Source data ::
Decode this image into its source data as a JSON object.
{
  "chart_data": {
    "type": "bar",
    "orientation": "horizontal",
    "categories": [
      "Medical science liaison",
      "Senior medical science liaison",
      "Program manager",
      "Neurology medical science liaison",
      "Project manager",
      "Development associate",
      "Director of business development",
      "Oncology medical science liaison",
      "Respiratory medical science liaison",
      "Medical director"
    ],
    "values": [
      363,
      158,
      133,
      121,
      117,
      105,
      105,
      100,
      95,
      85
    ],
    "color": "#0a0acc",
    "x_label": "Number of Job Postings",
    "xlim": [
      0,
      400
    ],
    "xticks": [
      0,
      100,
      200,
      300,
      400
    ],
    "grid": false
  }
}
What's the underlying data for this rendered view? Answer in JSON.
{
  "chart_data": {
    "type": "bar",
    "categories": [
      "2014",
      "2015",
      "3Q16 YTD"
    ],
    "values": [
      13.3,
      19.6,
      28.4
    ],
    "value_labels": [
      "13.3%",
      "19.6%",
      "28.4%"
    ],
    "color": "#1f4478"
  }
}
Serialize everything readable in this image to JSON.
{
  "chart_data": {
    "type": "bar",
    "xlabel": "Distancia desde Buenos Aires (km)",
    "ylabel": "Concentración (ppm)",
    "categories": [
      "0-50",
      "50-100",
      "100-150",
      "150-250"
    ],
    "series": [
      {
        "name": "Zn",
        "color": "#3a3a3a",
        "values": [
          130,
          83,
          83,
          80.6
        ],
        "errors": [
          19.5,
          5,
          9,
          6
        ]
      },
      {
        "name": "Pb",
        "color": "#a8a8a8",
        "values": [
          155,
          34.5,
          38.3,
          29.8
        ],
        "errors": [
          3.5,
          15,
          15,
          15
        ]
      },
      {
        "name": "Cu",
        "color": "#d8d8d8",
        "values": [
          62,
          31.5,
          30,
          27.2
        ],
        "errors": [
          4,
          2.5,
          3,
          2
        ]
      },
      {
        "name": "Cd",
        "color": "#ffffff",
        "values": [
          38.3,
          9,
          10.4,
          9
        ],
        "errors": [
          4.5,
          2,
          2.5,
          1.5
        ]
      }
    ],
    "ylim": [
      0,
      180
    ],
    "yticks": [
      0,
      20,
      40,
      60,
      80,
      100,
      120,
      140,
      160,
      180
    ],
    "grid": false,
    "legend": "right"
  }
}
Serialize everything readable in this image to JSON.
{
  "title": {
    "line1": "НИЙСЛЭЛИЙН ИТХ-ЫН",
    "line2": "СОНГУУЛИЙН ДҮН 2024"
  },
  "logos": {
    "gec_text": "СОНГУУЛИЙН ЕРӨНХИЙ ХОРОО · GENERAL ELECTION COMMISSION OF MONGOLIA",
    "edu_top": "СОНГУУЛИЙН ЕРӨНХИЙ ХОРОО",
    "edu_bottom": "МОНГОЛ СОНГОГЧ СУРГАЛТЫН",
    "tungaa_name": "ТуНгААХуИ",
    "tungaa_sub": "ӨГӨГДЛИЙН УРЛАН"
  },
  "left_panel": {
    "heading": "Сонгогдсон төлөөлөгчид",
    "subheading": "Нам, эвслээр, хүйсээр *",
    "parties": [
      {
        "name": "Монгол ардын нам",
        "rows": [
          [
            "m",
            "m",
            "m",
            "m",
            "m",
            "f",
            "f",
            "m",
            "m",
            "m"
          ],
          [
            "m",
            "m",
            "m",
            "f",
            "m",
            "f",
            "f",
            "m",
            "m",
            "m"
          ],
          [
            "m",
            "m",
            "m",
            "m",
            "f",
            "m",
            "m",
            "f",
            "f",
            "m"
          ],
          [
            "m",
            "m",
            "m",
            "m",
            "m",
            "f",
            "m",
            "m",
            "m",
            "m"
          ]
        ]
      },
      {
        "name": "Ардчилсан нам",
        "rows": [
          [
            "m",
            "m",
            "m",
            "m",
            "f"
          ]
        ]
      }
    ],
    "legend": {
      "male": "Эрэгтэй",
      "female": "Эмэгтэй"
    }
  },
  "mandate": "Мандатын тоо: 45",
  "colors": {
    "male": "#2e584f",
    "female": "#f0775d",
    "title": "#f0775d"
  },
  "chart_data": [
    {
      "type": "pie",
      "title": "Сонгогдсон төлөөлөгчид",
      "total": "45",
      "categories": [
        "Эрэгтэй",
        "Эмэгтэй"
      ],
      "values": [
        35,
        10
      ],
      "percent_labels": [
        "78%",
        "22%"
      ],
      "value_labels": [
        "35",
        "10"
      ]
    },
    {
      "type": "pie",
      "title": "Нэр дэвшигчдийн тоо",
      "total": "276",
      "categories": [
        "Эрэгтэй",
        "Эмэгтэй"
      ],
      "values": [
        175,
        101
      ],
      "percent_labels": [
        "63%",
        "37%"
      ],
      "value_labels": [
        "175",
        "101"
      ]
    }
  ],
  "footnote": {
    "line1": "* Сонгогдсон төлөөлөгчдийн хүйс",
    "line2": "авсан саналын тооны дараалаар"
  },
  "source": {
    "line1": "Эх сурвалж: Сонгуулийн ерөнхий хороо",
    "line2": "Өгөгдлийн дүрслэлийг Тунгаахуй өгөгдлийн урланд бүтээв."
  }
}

Set task ::
Write out all the entries exactly.

Expected answer ::
Decode this image into its source data as a JSON object.
{
  "chart_data": {
    "type": "bar",
    "orientation": "horizontal",
    "categories": [
      "Medical science liaison",
      "Senior medical science liaison",
      "Program manager",
      "Neurology medical science liaison",
      "Project manager",
      "Development associate",
      "Director of business development",
      "Oncology medical science liaison",
      "Respiratory medical science liaison",
      "Medical director"
    ],
    "values": [
      363,
      158,
      133,
      121,
      117,
      105,
      105,
      100,
      95,
      85
    ],
    "color": "#0a0acc",
    "x_label": "Number of Job Postings",
    "xlim": [
      0,
      400
    ],
    "xticks": [
      0,
      100,
      200,
      300,
      400
    ],
    "grid": false
  }
}
What's the underlying data for this rendered view? Answer in JSON.
{
  "chart_data": {
    "type": "bar",
    "categories": [
      "2014",
      "2015",
      "3Q16 YTD"
    ],
    "values": [
      13.3,
      19.6,
      28.4
    ],
    "value_labels": [
      "13.3%",
      "19.6%",
      "28.4%"
    ],
    "color": "#1f4478"
  }
}
Serialize everything readable in this image to JSON.
{
  "chart_data": {
    "type": "bar",
    "xlabel": "Distancia desde Buenos Aires (km)",
    "ylabel": "Concentración (ppm)",
    "categories": [
      "0-50",
      "50-100",
      "100-150",
      "150-250"
    ],
    "series": [
      {
        "name": "Zn",
        "color": "#3a3a3a",
        "values": [
          130,
          83,
          83,
          80.6
        ],
        "errors": [
          19.5,
          5,
          9,
          6
        ]
      },
      {
        "name": "Pb",
        "color": "#a8a8a8",
        "values": [
          155,
          34.5,
          38.3,
          29.8
        ],
        "errors": [
          3.5,
          15,
          15,
          15
        ]
      },
      {
        "name": "Cu",
        "color": "#d8d8d8",
        "values": [
          62,
          31.5,
          30,
          27.2
        ],
        "errors": [
          4,
          2.5,
          3,
          2
        ]
      },
      {
        "name": "Cd",
        "color": "#ffffff",
        "values": [
          38.3,
          9,
          10.4,
          9
        ],
        "errors": [
          4.5,
          2,
          2.5,
          1.5
        ]
      }
    ],
    "ylim": [
      0,
      180
    ],
    "yticks": [
      0,
      20,
      40,
      60,
      80,
      100,
      120,
      140,
      160,
      180
    ],
    "grid": false,
    "legend": "right"
  }
}
Serialize everything readable in this image to JSON.
{
  "title": {
    "line1": "НИЙСЛЭЛИЙН ИТХ-ЫН",
    "line2": "СОНГУУЛИЙН ДҮН 2024"
  },
  "logos": {
    "gec_text": "СОНГУУЛИЙН ЕРӨНХИЙ ХОРОО · GENERAL ELECTION COMMISSION OF MONGOLIA",
    "edu_top": "СОНГУУЛИЙН ЕРӨНХИЙ ХОРОО",
    "edu_bottom": "МОНГОЛ СОНГОГЧ СУРГАЛТЫН",
    "tungaa_name": "ТуНгААХуИ",
    "tungaa_sub": "ӨГӨГДЛИЙН УРЛАН"
  },
  "left_panel": {
    "heading": "Сонгогдсон төлөөлөгчид",
    "subheading": "Нам, эвслээр, хүйсээр *",
    "parties": [
      {
        "name": "Монгол ардын нам",
        "rows": [
          [
            "m",
            "m",
            "m",
            "m",
            "m",
            "f",
            "f",
            "m",
            "m",
            "m"
          ],
          [
            "m",
            "m",
            "m",
            "f",
            "m",
            "f",
            "f",
            "m",
            "m",
            "m"
          ],
          [
            "m",
            "m",
            "m",
            "m",
            "f",
            "m",
            "m",
            "f",
            "f",
            "m"
          ],
          [
            "m",
            "m",
            "m",
            "m",
            "m",
            "f",
            "m",
            "m",
            "m",
            "m"
          ]
        ]
      },
      {
        "name": "Ардчилсан нам",
        "rows": [
          [
            "m",
            "m",
            "m",
            "m",
            "f"
          ]
        ]
      }
    ],
    "legend": {
      "male": "Эрэгтэй",
      "female": "Эмэгтэй"
    }
  },
  "mandate": "Мандатын тоо: 45",
  "colors": {
    "male": "#2e584f",
    "female": "#f0775d",
    "title": "#f0775d"
  },
  "chart_data": [
    {
      "type": "pie",
      "title": "Сонгогдсон төлөөлөгчид",
      "total": "45",
      "categories": [
        "Эрэгтэй",
        "Эмэгтэй"
      ],
      "values": [
        35,
        10
      ],
      "percent_labels": [
        "78%",
        "22%"
      ],
      "value_labels": [
        "35",
        "10"
      ]
    },
    {
      "type": "pie",
      "title": "Нэр дэвшигчдийн тоо",
      "total": "276",
      "categories": [
        "Эрэгтэй",
        "Эмэгтэй"
      ],
      "values": [
        175,
        101
      ],
      "percent_labels": [
        "63%",
        "37%"
      ],
      "value_labels": [
        "175",
        "101"
      ]
    }
  ],
  "footnote": {
    "line1": "* Сонгогдсон төлөөлөгчдийн хүйс",
    "line2": "авсан саналын тооны дараалаар"
  },
  "source": {
    "line1": "Эх сурвалж: Сонгуулийн ерөнхий хороо",
    "line2": "Өгөгдлийн дүрслэлийг Тунгаахуй өгөгдлийн урланд бүтээв."
  }
}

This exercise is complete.